- WHAT YOU WILL DO
Produce an exact copy of all the records.

- SUPPLIED RECORDS
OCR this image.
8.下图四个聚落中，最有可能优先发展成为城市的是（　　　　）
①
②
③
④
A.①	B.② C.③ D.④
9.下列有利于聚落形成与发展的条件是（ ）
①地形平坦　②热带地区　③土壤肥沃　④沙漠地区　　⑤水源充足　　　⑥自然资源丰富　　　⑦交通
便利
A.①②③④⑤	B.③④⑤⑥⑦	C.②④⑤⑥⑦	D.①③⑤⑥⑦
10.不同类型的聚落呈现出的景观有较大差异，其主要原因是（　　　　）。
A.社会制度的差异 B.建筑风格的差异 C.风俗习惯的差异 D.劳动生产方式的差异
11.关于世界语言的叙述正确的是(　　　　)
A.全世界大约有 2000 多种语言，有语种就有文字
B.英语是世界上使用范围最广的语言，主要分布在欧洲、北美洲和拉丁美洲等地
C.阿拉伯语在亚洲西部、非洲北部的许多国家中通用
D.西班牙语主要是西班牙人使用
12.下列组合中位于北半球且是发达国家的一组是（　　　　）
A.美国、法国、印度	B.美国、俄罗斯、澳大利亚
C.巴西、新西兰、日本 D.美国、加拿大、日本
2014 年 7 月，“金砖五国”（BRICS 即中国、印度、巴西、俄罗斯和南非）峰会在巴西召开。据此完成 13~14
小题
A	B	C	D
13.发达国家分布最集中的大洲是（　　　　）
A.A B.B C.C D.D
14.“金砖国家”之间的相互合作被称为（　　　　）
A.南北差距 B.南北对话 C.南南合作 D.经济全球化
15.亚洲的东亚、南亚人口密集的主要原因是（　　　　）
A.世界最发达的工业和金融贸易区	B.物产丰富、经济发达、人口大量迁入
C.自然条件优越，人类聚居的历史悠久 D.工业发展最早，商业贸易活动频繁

- EXERCISE OUTPUT
OCR this image.
8.下图四个聚落中，最有可能优先发展成为城市的是（　　　　）
①
②
③
④
A.①	B.② C.③ D.④
9.下列有利于聚落形成与发展的条件是（ ）
①地形平坦　②热带地区　③土壤肥沃　④沙漠地区　　⑤水源充足　　　⑥自然资源丰富　　　⑦交通
便利
A.①②③④⑤	B.③④⑤⑥⑦	C.②④⑤⑥⑦	D.①③⑤⑥⑦
10.不同类型的聚落呈现出的景观有较大差异，其主要原因是（　　　　）。
A.社会制度的差异 B.建筑风格的差异 C.风俗习惯的差异 D.劳动生产方式的差异
11.关于世界语言的叙述正确的是(　　　　)
A.全世界大约有 2000 多种语言，有语种就有文字
B.英语是世界上使用范围最广的语言，主要分布在欧洲、北美洲和拉丁美洲等地
C.阿拉伯语在亚洲西部、非洲北部的许多国家中通用
D.西班牙语主要是西班牙人使用
12.下列组合中位于北半球且是发达国家的一组是（　　　　）
A.美国、法国、印度	B.美国、俄罗斯、澳大利亚
C.巴西、新西兰、日本 D.美国、加拿大、日本
2014 年 7 月，“金砖五国”（BRICS 即中国、印度、巴西、俄罗斯和南非）峰会在巴西召开。据此完成 13~14
小题
A	B	C	D
13.发达国家分布最集中的大洲是（　　　　）
A.A B.B C.C D.D
14.“金砖国家”之间的相互合作被称为（　　　　）
A.南北差距 B.南北对话 C.南南合作 D.经济全球化
15.亚洲的东亚、南亚人口密集的主要原因是（　　　　）
A.世界最发达的工业和金融贸易区	B.物产丰富、经济发达、人口大量迁入
C.自然条件优越，人类聚居的历史悠久 D.工业发展最早，商业贸易活动频繁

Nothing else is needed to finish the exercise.